▶ Given problem: Count the lines of the data that contain the string "model" and give only that number.

----------

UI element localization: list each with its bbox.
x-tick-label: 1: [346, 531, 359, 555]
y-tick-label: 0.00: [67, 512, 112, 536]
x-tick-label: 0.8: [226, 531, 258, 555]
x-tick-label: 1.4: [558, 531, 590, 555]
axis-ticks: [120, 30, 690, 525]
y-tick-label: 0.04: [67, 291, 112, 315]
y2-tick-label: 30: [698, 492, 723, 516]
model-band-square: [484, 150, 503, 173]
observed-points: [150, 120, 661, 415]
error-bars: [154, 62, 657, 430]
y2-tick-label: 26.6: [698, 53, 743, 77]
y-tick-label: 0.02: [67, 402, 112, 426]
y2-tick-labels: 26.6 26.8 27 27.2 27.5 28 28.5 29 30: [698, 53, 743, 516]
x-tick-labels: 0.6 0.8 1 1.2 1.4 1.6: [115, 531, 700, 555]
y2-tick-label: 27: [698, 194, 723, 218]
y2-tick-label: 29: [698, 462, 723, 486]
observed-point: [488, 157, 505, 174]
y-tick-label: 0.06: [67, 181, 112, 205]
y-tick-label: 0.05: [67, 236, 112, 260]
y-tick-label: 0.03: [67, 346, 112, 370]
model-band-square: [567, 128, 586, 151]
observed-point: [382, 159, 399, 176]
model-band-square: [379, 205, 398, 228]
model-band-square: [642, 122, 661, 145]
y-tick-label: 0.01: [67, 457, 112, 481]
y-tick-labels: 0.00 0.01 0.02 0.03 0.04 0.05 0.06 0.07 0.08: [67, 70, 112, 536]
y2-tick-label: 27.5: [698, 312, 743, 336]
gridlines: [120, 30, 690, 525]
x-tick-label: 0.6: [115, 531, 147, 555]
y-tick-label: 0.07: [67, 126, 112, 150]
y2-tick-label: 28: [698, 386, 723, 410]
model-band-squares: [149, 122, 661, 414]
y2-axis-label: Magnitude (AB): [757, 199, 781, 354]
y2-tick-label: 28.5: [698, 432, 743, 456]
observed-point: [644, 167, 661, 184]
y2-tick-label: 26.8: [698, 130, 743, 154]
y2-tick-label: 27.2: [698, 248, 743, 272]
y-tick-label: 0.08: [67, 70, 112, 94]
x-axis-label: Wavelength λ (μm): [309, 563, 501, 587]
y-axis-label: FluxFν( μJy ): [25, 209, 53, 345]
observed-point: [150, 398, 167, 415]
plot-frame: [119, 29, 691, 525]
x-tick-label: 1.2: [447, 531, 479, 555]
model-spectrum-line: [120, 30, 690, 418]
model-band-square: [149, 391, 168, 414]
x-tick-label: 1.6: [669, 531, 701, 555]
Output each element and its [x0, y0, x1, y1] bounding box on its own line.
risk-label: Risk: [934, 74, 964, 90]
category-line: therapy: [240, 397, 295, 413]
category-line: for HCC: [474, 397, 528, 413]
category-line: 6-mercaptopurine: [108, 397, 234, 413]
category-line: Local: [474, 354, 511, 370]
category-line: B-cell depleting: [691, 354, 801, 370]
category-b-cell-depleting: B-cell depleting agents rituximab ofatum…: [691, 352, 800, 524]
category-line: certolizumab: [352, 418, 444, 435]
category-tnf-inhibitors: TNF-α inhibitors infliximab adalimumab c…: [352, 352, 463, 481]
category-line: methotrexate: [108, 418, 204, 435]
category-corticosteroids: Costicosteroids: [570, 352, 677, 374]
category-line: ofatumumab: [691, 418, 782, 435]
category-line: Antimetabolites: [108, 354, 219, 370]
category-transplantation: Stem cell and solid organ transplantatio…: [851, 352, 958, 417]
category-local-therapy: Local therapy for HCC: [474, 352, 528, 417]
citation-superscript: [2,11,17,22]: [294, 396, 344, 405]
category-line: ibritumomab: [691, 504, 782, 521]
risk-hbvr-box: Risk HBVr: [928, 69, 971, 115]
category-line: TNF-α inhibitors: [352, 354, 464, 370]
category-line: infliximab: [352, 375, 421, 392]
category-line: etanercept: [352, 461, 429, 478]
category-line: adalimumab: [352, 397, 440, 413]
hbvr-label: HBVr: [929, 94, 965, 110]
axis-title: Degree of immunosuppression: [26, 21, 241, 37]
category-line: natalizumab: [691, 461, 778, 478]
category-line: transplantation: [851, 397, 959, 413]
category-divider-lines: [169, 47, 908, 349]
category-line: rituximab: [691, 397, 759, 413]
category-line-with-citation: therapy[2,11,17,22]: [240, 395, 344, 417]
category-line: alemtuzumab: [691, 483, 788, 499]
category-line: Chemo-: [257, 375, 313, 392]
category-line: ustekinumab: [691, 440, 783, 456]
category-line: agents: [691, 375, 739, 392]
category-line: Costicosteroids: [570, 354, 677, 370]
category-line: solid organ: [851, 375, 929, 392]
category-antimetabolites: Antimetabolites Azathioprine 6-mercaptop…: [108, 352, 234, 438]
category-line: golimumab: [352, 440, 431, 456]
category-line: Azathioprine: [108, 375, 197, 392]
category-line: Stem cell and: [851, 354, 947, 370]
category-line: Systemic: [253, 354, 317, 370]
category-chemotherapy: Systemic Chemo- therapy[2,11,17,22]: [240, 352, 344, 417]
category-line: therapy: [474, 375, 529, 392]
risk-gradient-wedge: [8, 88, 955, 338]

----------

▶ Exercise response: 7